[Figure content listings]
..........

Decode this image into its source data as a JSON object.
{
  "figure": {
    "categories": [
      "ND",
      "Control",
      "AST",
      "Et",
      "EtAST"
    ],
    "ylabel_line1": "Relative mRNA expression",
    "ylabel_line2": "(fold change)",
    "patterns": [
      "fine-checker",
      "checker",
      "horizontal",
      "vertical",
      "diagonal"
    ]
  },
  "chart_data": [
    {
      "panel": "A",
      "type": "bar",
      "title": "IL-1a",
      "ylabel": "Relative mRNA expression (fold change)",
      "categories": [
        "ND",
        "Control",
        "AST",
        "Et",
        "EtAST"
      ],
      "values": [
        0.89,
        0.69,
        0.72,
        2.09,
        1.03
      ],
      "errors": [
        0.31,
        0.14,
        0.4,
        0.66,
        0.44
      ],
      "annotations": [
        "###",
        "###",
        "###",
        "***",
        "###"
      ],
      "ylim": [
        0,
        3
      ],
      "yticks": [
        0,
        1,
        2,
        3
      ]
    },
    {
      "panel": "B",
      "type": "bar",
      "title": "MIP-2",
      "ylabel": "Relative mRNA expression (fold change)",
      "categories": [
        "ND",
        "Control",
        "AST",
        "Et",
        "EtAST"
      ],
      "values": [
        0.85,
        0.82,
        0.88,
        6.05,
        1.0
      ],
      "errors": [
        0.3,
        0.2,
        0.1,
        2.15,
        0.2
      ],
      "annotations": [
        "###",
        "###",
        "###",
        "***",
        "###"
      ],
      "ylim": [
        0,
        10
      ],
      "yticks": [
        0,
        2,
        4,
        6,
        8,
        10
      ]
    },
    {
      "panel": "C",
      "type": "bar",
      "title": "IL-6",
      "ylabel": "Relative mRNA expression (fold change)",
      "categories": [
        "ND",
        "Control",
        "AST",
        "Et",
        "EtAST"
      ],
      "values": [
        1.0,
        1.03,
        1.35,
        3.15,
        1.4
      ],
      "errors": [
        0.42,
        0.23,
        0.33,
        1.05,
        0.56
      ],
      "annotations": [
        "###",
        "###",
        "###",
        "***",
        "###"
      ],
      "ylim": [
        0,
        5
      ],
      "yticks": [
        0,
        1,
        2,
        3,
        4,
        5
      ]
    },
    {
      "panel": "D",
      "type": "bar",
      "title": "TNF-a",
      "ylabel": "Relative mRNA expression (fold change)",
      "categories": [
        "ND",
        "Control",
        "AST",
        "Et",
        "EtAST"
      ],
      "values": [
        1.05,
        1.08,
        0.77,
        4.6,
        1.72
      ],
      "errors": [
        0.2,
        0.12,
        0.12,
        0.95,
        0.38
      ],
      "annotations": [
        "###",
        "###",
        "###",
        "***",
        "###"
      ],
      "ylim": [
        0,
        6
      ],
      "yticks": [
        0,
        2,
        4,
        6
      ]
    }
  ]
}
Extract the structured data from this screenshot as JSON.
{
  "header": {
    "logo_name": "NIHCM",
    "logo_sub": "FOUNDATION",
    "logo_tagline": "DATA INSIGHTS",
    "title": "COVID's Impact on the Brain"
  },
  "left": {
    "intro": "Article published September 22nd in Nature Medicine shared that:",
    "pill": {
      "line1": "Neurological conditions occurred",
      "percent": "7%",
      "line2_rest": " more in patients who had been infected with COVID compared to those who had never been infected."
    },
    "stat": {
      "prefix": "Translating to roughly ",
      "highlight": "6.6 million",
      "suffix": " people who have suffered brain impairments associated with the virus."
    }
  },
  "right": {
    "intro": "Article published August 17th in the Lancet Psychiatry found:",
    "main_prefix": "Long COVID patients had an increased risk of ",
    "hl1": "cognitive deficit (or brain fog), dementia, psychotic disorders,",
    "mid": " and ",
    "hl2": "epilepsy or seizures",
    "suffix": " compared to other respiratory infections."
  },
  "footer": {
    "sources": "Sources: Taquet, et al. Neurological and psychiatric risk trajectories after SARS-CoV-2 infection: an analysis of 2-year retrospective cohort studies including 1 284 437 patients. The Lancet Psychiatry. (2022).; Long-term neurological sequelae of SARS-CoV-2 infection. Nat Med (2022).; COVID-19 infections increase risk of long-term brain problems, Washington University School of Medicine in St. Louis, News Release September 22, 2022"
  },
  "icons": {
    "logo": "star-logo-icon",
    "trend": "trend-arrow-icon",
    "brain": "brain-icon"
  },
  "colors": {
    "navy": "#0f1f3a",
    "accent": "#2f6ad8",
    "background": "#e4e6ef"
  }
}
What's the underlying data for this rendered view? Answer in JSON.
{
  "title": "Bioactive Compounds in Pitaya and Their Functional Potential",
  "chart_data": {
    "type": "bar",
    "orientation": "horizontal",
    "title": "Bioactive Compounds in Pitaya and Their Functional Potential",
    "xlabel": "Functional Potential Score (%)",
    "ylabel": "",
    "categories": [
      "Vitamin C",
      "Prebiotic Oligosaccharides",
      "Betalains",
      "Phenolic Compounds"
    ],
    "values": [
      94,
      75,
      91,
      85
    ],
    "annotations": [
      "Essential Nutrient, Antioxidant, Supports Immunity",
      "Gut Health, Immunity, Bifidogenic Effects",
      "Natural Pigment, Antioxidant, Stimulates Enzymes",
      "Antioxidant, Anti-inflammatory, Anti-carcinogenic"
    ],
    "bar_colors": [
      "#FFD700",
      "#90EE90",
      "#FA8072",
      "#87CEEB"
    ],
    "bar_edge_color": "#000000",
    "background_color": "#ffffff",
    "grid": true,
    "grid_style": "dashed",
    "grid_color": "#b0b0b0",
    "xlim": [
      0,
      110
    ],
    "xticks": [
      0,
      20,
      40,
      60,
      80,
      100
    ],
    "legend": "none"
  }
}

..........

● **How to complete this task**
An exact copy of every record is required here.

● **Written response**
Decode this image into its source data as a JSON object.
{
  "figure": {
    "categories": [
      "ND",
      "Control",
      "AST",
      "Et",
      "EtAST"
    ],
    "ylabel_line1": "Relative mRNA expression",
    "ylabel_line2": "(fold change)",
    "patterns": [
      "fine-checker",
      "checker",
      "horizontal",
      "vertical",
      "diagonal"
    ]
  },
  "chart_data": [
    {
      "panel": "A",
      "type": "bar",
      "title": "IL-1a",
      "ylabel": "Relative mRNA expression (fold change)",
      "categories": [
        "ND",
        "Control",
        "AST",
        "Et",
        "EtAST"
      ],
      "values": [
        0.89,
        0.69,
        0.72,
        2.09,
        1.03
      ],
      "errors": [
        0.31,
        0.14,
        0.4,
        0.66,
        0.44
      ],
      "annotations": [
        "###",
        "###",
        "###",
        "***",
        "###"
      ],
      "ylim": [
        0,
        3
      ],
      "yticks": [
        0,
        1,
        2,
        3
      ]
    },
    {
      "panel": "B",
      "type": "bar",
      "title": "MIP-2",
      "ylabel": "Relative mRNA expression (fold change)",
      "categories": [
        "ND",
        "Control",
        "AST",
        "Et",
        "EtAST"
      ],
      "values": [
        0.85,
        0.82,
        0.88,
        6.05,
        1.0
      ],
      "errors": [
        0.3,
        0.2,
        0.1,
        2.15,
        0.2
      ],
      "annotations": [
        "###",
        "###",
        "###",
        "***",
        "###"
      ],
      "ylim": [
        0,
        10
      ],
      "yticks": [
        0,
        2,
        4,
        6,
        8,
        10
      ]
    },
    {
      "panel": "C",
      "type": "bar",
      "title": "IL-6",
      "ylabel": "Relative mRNA expression (fold change)",
      "categories": [
        "ND",
        "Control",
        "AST",
        "Et",
        "EtAST"
      ],
      "values": [
        1.0,
        1.03,
        1.35,
        3.15,
        1.4
      ],
      "errors": [
        0.42,
        0.23,
        0.33,
        1.05,
        0.56
      ],
      "annotations": [
        "###",
        "###",
        "###",
        "***",
        "###"
      ],
      "ylim": [
        0,
        5
      ],
      "yticks": [
        0,
        1,
        2,
        3,
        4,
        5
      ]
    },
    {
      "panel": "D",
      "type": "bar",
      "title": "TNF-a",
      "ylabel": "Relative mRNA expression (fold change)",
      "categories": [
        "ND",
        "Control",
        "AST",
        "Et",
        "EtAST"
      ],
      "values": [
        1.05,
        1.08,
        0.77,
        4.6,
        1.72
      ],
      "errors": [
        0.2,
        0.12,
        0.12,
        0.95,
        0.38
      ],
      "annotations": [
        "###",
        "###",
        "###",
        "***",
        "###"
      ],
      "ylim": [
        0,
        6
      ],
      "yticks": [
        0,
        2,
        4,
        6
      ]
    }
  ]
}
Extract the structured data from this screenshot as JSON.
{
  "header": {
    "logo_name": "NIHCM",
    "logo_sub": "FOUNDATION",
    "logo_tagline": "DATA INSIGHTS",
    "title": "COVID's Impact on the Brain"
  },
  "left": {
    "intro": "Article published September 22nd in Nature Medicine shared that:",
    "pill": {
      "line1": "Neurological conditions occurred",
      "percent": "7%",
      "line2_rest": " more in patients who had been infected with COVID compared to those who had never been infected."
    },
    "stat": {
      "prefix": "Translating to roughly ",
      "highlight": "6.6 million",
      "suffix": " people who have suffered brain impairments associated with the virus."
    }
  },
  "right": {
    "intro": "Article published August 17th in the Lancet Psychiatry found:",
    "main_prefix": "Long COVID patients had an increased risk of ",
    "hl1": "cognitive deficit (or brain fog), dementia, psychotic disorders,",
    "mid": " and ",
    "hl2": "epilepsy or seizures",
    "suffix": " compared to other respiratory infections."
  },
  "footer": {
    "sources": "Sources: Taquet, et al. Neurological and psychiatric risk trajectories after SARS-CoV-2 infection: an analysis of 2-year retrospective cohort studies including 1 284 437 patients. The Lancet Psychiatry. (2022).; Long-term neurological sequelae of SARS-CoV-2 infection. Nat Med (2022).; COVID-19 infections increase risk of long-term brain problems, Washington University School of Medicine in St. Louis, News Release September 22, 2022"
  },
  "icons": {
    "logo": "star-logo-icon",
    "trend": "trend-arrow-icon",
    "brain": "brain-icon"
  },
  "colors": {
    "navy": "#0f1f3a",
    "accent": "#2f6ad8",
    "background": "#e4e6ef"
  }
}
What's the underlying data for this rendered view? Answer in JSON.
{
  "title": "Bioactive Compounds in Pitaya and Their Functional Potential",
  "chart_data": {
    "type": "bar",
    "orientation": "horizontal",
    "title": "Bioactive Compounds in Pitaya and Their Functional Potential",
    "xlabel": "Functional Potential Score (%)",
    "ylabel": "",
    "categories": [
      "Vitamin C",
      "Prebiotic Oligosaccharides",
      "Betalains",
      "Phenolic Compounds"
    ],
    "values": [
      94,
      75,
      91,
      85
    ],
    "annotations": [
      "Essential Nutrient, Antioxidant, Supports Immunity",
      "Gut Health, Immunity, Bifidogenic Effects",
      "Natural Pigment, Antioxidant, Stimulates Enzymes",
      "Antioxidant, Anti-inflammatory, Anti-carcinogenic"
    ],
    "bar_colors": [
      "#FFD700",
      "#90EE90",
      "#FA8072",
      "#87CEEB"
    ],
    "bar_edge_color": "#000000",
    "background_color": "#ffffff",
    "grid": true,
    "grid_style": "dashed",
    "grid_color": "#b0b0b0",
    "xlim": [
      0,
      110
    ],
    "xticks": [
      0,
      20,
      40,
      60,
      80,
      100
    ],
    "legend": "none"
  }
}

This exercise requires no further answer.